Extracted information —

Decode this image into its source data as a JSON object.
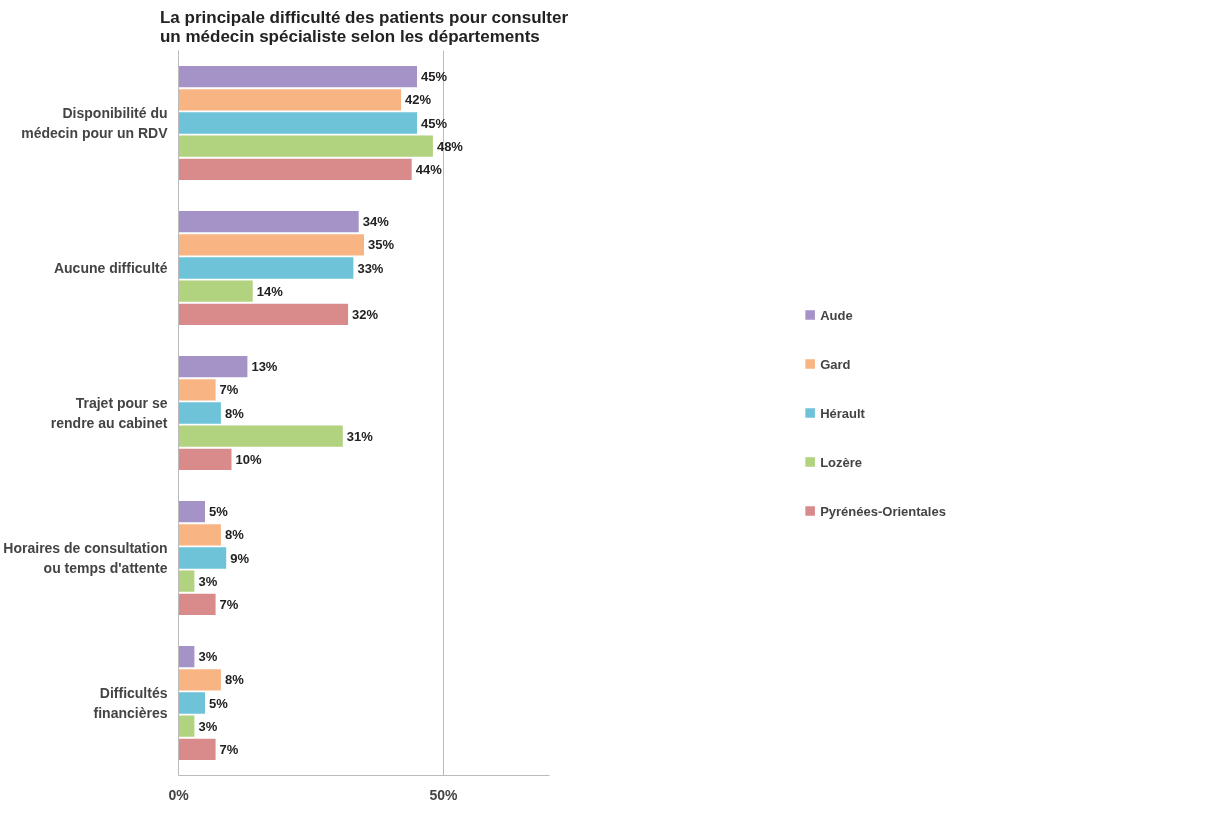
{
  "chart_data": {
    "type": "bar",
    "orientation": "horizontal",
    "title": "La principale difficulté des patients pour consulter un médecin spécialiste selon les départements",
    "categories": [
      "Disponibilité du médecin pour un RDV",
      "Aucune difficulté",
      "Trajet pour se rendre au cabinet",
      "Horaires de consultation ou temps d'attente",
      "Difficultés financières"
    ],
    "series": [
      {
        "name": "Aude",
        "color": "#a593c8",
        "values": [
          45,
          34,
          13,
          5,
          3
        ],
        "value_labels": [
          "45%",
          "34%",
          "13%",
          "5%",
          "3%"
        ]
      },
      {
        "name": "Gard",
        "color": "#f9b484",
        "values": [
          42,
          35,
          7,
          8,
          8
        ],
        "value_labels": [
          "42%",
          "35%",
          "7%",
          "8%",
          "8%"
        ]
      },
      {
        "name": "Hérault",
        "color": "#6fc3d8",
        "values": [
          45,
          33,
          8,
          9,
          5
        ],
        "value_labels": [
          "45%",
          "33%",
          "8%",
          "9%",
          "5%"
        ]
      },
      {
        "name": "Lozère",
        "color": "#b1d27f",
        "values": [
          48,
          14,
          31,
          3,
          3
        ],
        "value_labels": [
          "48%",
          "14%",
          "31%",
          "3%",
          "3%"
        ]
      },
      {
        "name": "Pyrénées-Orientales",
        "color": "#d88b8a",
        "values": [
          44,
          32,
          10,
          7,
          7
        ],
        "value_labels": [
          "44%",
          "32%",
          "10%",
          "7%",
          "7%"
        ]
      }
    ],
    "xlim": [
      0,
      70
    ],
    "xticks": [
      {
        "value": 0,
        "label": "0%"
      },
      {
        "value": 50,
        "label": "50%"
      }
    ],
    "grid": "x",
    "legend": "right"
  }
}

Exercise prompt — An exact retyping of the entries, without images, is the required answer.

Exercise output —
Decode this image into its source data as a JSON object.
{
  "chart_data": {
    "type": "bar",
    "orientation": "horizontal",
    "title": "La principale difficulté des patients pour consulter un médecin spécialiste selon les départements",
    "categories": [
      "Disponibilité du médecin pour un RDV",
      "Aucune difficulté",
      "Trajet pour se rendre au cabinet",
      "Horaires de consultation ou temps d'attente",
      "Difficultés financières"
    ],
    "series": [
      {
        "name": "Aude",
        "color": "#a593c8",
        "values": [
          45,
          34,
          13,
          5,
          3
        ],
        "value_labels": [
          "45%",
          "34%",
          "13%",
          "5%",
          "3%"
        ]
      },
      {
        "name": "Gard",
        "color": "#f9b484",
        "values": [
          42,
          35,
          7,
          8,
          8
        ],
        "value_labels": [
          "42%",
          "35%",
          "7%",
          "8%",
          "8%"
        ]
      },
      {
        "name": "Hérault",
        "color": "#6fc3d8",
        "values": [
          45,
          33,
          8,
          9,
          5
        ],
        "value_labels": [
          "45%",
          "33%",
          "8%",
          "9%",
          "5%"
        ]
      },
      {
        "name": "Lozère",
        "color": "#b1d27f",
        "values": [
          48,
          14,
          31,
          3,
          3
        ],
        "value_labels": [
          "48%",
          "14%",
          "31%",
          "3%",
          "3%"
        ]
      },
      {
        "name": "Pyrénées-Orientales",
        "color": "#d88b8a",
        "values": [
          44,
          32,
          10,
          7,
          7
        ],
        "value_labels": [
          "44%",
          "32%",
          "10%",
          "7%",
          "7%"
        ]
      }
    ],
    "xlim": [
      0,
      70
    ],
    "xticks": [
      {
        "value": 0,
        "label": "0%"
      },
      {
        "value": 50,
        "label": "50%"
      }
    ],
    "grid": "x",
    "legend": "right"
  }
}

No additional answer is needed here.